* [Goal]: Below are records; count the lines in them that hold "ring" and give only the count.

↓↓↓

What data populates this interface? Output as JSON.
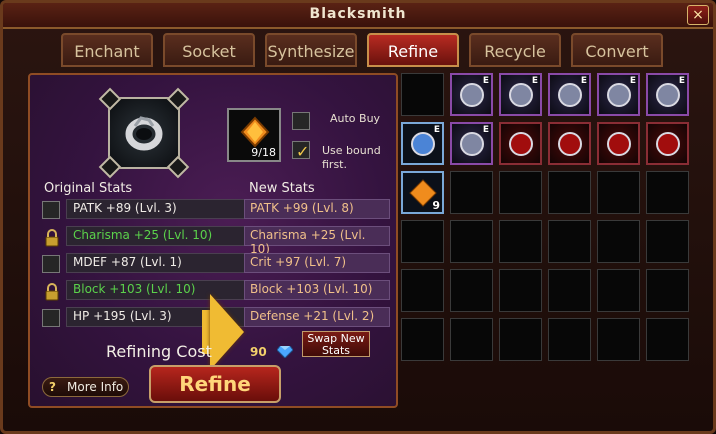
{
  "window": {
    "title": "Blacksmith",
    "close_label": "×"
  },
  "tabs": [
    {
      "label": "Enchant"
    },
    {
      "label": "Socket"
    },
    {
      "label": "Synthesize"
    },
    {
      "label": "Refine"
    },
    {
      "label": "Recycle"
    },
    {
      "label": "Convert"
    }
  ],
  "left": {
    "selected_item_icon": "ring-icon",
    "gem": {
      "icon": "amber-gem-icon",
      "count": "9/18"
    },
    "auto_buy_label": "Auto Buy",
    "auto_buy_checked": false,
    "use_bound_label": "Use bound\nfirst.",
    "use_bound_checked": true,
    "original_stats_title": "Original Stats",
    "new_stats_title": "New Stats",
    "original_stats": [
      {
        "text": "PATK +89 (Lvl. 3)",
        "locked": false
      },
      {
        "text": "Charisma +25 (Lvl. 10)",
        "locked": true
      },
      {
        "text": "MDEF +87 (Lvl. 1)",
        "locked": false
      },
      {
        "text": "Block +103 (Lvl. 10)",
        "locked": true
      },
      {
        "text": "HP +195 (Lvl. 3)",
        "locked": false
      }
    ],
    "new_stats": [
      {
        "text": "PATK +99 (Lvl. 8)"
      },
      {
        "text": "Charisma +25 (Lvl. 10)"
      },
      {
        "text": "Crit +97 (Lvl. 7)"
      },
      {
        "text": "Block +103 (Lvl. 10)"
      },
      {
        "text": "Defense +21 (Lvl. 2)"
      }
    ],
    "swap_label": "Swap New\nStats",
    "refining_cost_label": "Refining Cost",
    "refining_cost_value": "90",
    "more_info_label": "More Info",
    "refine_label": "Refine"
  },
  "inventory": [
    {
      "type": "empty"
    },
    {
      "type": "purple",
      "icon": "armor-icon",
      "badge": "E"
    },
    {
      "type": "purple",
      "icon": "ring-icon",
      "badge": "E"
    },
    {
      "type": "purple",
      "icon": "wings-icon",
      "badge": "E"
    },
    {
      "type": "purple",
      "icon": "mask-icon",
      "badge": "E"
    },
    {
      "type": "purple",
      "icon": "helmet-icon",
      "badge": "E"
    },
    {
      "type": "blue",
      "icon": "weapon-icon",
      "badge": "E"
    },
    {
      "type": "purple",
      "icon": "amulet-icon",
      "badge": "E"
    },
    {
      "type": "red",
      "icon": "red-item-icon"
    },
    {
      "type": "red",
      "icon": "red-item-icon"
    },
    {
      "type": "red",
      "icon": "red-item-icon"
    },
    {
      "type": "red",
      "icon": "red-item-icon"
    },
    {
      "type": "blue",
      "icon": "amber-gem-icon",
      "count": "9"
    }
  ]
}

↑↑↑

* [Written answer]: 2